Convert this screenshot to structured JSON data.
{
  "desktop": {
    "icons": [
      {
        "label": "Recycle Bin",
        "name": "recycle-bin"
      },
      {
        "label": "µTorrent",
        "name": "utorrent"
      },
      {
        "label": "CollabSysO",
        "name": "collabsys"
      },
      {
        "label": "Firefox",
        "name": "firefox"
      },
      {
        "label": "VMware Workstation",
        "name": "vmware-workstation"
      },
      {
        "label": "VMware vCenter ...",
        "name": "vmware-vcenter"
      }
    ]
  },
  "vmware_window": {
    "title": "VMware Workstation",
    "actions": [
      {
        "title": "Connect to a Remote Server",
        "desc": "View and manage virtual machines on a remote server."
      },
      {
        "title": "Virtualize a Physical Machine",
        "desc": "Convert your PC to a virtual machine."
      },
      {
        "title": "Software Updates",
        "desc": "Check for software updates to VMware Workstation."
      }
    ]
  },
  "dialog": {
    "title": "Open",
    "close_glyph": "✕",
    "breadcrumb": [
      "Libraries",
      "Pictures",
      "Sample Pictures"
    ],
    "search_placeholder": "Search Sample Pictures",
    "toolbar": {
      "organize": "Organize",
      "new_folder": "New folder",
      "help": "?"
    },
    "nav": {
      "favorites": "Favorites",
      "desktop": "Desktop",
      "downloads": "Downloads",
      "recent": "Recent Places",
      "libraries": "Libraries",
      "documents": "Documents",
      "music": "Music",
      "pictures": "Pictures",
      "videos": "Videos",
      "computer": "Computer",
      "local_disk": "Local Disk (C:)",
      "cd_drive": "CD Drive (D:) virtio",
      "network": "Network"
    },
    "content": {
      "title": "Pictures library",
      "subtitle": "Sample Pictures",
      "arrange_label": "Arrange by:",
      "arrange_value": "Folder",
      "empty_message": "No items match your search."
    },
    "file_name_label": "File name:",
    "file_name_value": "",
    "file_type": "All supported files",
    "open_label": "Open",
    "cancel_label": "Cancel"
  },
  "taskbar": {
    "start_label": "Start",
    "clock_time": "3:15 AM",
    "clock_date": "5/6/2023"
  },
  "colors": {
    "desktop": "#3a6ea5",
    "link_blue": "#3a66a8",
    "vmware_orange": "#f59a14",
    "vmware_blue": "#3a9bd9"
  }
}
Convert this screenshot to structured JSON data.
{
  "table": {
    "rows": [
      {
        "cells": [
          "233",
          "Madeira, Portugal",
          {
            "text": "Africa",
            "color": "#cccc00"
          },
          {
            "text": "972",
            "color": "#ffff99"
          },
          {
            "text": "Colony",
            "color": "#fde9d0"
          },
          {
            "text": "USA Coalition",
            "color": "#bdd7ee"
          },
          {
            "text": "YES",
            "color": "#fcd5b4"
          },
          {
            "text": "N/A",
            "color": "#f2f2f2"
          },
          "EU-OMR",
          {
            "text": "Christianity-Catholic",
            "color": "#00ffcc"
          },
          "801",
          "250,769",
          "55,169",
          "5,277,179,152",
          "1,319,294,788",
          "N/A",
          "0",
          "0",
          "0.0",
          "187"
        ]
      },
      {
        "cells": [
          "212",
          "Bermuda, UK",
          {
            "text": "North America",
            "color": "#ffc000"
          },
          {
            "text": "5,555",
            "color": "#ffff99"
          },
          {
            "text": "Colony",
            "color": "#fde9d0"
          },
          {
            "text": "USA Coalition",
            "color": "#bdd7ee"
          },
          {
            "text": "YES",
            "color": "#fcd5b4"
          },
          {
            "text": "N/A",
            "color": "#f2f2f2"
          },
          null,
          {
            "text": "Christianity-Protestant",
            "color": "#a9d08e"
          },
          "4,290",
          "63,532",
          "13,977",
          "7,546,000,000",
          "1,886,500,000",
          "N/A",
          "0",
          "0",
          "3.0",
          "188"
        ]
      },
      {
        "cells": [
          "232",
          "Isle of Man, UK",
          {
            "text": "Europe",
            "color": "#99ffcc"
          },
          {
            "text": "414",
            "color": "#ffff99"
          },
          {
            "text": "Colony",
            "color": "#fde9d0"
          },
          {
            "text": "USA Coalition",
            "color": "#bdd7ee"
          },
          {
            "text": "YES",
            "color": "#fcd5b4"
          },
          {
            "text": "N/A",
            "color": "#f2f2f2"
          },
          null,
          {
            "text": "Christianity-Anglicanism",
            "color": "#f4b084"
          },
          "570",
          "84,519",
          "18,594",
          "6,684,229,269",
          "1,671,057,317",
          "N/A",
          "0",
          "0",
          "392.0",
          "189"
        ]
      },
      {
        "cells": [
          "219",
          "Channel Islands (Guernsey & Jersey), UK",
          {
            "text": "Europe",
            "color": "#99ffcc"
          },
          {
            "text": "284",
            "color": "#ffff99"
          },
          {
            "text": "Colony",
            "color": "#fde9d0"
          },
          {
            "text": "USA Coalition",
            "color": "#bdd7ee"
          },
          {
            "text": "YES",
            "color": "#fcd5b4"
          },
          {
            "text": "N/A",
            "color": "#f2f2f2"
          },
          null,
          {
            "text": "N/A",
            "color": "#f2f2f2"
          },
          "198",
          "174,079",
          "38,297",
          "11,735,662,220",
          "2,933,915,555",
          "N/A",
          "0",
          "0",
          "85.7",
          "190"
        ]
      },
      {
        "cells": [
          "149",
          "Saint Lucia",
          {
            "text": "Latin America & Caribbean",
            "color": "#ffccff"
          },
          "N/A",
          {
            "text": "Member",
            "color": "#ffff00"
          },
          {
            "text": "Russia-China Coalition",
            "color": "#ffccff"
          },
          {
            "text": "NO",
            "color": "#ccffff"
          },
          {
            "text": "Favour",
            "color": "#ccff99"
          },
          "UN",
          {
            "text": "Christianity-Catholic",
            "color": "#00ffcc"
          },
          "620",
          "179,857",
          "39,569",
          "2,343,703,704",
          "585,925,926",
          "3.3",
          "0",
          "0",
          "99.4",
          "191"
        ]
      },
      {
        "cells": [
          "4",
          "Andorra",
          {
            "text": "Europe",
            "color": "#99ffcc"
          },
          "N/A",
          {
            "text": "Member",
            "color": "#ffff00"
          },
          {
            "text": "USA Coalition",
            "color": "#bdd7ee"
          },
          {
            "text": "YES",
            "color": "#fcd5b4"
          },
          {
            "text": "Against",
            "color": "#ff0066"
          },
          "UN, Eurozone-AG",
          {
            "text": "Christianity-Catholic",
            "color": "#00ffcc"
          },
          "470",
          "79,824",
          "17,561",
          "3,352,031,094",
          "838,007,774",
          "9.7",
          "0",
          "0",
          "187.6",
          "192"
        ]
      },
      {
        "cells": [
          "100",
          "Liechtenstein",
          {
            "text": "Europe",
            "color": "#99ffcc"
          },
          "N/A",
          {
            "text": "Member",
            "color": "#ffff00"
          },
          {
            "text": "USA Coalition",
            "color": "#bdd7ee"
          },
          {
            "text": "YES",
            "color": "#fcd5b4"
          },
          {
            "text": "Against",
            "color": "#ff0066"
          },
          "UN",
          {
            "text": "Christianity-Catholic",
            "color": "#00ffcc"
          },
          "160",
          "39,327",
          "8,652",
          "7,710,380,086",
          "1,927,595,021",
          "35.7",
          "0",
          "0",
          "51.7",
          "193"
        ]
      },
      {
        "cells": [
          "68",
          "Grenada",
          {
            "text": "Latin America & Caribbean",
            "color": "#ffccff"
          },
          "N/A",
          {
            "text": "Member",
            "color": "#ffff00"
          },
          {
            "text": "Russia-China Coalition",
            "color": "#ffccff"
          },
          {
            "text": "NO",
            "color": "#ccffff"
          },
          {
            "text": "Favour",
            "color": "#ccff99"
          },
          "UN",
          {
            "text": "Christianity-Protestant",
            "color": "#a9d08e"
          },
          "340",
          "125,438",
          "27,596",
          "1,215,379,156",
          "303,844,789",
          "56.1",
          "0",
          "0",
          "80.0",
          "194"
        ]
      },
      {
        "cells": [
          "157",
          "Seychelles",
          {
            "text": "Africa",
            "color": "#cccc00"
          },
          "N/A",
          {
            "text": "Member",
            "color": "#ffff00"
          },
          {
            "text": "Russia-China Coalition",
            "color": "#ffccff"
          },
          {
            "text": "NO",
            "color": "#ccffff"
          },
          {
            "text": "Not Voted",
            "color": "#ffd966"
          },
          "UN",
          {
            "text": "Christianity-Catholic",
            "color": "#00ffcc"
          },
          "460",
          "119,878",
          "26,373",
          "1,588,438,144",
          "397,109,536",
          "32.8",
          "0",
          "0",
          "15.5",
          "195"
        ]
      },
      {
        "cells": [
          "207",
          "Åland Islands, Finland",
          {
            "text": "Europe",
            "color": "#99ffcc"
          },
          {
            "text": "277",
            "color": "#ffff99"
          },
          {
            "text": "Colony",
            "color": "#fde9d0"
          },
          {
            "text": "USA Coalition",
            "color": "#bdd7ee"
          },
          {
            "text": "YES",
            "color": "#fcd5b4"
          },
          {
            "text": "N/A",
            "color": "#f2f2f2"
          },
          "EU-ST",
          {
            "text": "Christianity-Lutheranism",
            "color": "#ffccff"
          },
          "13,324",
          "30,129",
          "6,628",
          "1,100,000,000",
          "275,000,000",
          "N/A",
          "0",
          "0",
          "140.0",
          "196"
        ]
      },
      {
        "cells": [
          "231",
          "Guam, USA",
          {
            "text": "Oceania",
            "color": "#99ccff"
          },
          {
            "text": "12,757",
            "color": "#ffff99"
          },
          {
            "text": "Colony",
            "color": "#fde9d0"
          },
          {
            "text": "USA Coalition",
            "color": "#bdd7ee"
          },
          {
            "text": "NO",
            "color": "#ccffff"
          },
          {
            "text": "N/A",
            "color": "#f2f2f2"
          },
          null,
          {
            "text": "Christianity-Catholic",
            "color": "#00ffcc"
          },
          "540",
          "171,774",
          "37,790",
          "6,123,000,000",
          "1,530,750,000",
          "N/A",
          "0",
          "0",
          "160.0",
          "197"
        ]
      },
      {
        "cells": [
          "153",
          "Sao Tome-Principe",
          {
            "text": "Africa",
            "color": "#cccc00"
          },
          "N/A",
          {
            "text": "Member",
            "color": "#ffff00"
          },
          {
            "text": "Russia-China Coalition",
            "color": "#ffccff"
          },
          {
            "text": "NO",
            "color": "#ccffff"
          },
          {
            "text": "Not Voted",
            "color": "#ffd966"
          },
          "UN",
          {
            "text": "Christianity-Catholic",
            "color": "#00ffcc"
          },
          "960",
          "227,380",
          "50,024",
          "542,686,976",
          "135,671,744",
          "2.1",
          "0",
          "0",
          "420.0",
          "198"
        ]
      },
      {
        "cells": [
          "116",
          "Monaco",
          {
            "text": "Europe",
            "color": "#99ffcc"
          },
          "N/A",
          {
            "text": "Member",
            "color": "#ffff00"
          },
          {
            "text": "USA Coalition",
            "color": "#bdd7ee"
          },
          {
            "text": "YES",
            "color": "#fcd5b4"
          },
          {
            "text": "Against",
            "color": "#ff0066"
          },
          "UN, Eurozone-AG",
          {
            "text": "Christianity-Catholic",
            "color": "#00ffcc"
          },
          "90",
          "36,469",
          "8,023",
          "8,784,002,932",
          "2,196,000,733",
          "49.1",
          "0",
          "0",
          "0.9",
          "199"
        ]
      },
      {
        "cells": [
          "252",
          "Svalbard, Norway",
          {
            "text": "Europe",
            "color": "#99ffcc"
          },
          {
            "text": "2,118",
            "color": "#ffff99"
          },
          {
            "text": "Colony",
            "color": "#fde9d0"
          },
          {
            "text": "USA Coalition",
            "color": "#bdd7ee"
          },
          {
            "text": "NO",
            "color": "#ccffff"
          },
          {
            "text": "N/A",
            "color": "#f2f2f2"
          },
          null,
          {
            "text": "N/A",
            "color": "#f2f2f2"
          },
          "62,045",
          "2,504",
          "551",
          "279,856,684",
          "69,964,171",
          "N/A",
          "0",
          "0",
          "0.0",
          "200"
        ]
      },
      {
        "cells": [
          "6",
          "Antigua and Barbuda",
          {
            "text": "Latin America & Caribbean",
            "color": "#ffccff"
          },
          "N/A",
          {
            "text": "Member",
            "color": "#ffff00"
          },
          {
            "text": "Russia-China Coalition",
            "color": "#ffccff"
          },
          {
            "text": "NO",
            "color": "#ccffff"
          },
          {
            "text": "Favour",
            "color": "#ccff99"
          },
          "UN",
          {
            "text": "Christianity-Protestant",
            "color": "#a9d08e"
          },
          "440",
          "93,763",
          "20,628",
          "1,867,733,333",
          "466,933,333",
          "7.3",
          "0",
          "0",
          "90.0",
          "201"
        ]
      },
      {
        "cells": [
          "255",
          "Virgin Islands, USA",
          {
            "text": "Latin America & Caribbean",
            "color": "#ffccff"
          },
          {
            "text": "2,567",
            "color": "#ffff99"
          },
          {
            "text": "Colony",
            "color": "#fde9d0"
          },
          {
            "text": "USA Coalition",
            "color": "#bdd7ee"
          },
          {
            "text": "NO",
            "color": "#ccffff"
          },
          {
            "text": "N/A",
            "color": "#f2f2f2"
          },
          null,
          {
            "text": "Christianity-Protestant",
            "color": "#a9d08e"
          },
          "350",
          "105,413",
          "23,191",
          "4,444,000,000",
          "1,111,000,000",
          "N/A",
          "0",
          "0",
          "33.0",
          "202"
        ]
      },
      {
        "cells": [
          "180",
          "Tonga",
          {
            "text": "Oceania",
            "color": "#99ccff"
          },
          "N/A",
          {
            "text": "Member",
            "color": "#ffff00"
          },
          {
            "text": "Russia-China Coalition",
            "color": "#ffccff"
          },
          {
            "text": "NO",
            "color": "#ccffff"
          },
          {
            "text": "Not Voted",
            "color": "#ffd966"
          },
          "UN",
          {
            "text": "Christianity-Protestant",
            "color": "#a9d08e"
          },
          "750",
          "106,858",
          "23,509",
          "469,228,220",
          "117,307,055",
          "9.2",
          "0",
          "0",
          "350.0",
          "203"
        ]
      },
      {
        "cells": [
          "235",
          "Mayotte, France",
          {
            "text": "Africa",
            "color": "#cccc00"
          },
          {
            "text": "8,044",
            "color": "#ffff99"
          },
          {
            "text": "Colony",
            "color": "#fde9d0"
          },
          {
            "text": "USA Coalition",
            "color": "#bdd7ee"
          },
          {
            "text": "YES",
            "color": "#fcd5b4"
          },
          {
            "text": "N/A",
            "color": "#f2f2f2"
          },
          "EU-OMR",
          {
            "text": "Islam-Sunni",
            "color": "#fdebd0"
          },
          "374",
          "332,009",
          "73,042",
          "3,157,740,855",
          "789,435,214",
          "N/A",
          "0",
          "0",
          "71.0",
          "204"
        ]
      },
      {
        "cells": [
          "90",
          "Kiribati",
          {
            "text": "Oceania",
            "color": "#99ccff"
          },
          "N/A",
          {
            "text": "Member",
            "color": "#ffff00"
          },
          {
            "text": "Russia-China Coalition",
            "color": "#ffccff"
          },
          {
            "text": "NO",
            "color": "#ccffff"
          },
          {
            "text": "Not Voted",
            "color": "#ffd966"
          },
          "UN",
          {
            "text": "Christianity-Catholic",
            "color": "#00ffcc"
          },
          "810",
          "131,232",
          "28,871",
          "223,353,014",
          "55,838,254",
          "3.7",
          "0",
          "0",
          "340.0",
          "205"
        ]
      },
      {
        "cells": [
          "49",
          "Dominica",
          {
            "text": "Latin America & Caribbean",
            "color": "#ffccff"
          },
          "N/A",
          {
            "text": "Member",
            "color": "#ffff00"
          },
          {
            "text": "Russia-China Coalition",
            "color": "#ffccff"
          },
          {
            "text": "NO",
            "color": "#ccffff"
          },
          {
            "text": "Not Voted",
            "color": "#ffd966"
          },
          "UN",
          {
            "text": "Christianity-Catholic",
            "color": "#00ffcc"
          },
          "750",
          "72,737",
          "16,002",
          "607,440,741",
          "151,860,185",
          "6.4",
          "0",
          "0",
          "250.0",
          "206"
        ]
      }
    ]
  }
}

◆ Task goal ◆
Copy each line of the listing that includes "Islands".

◆ Final result ◆
          "Channel Islands (Guernsey & Jersey), UK",
          "Åland Islands, Finland",
          "Virgin Islands, USA",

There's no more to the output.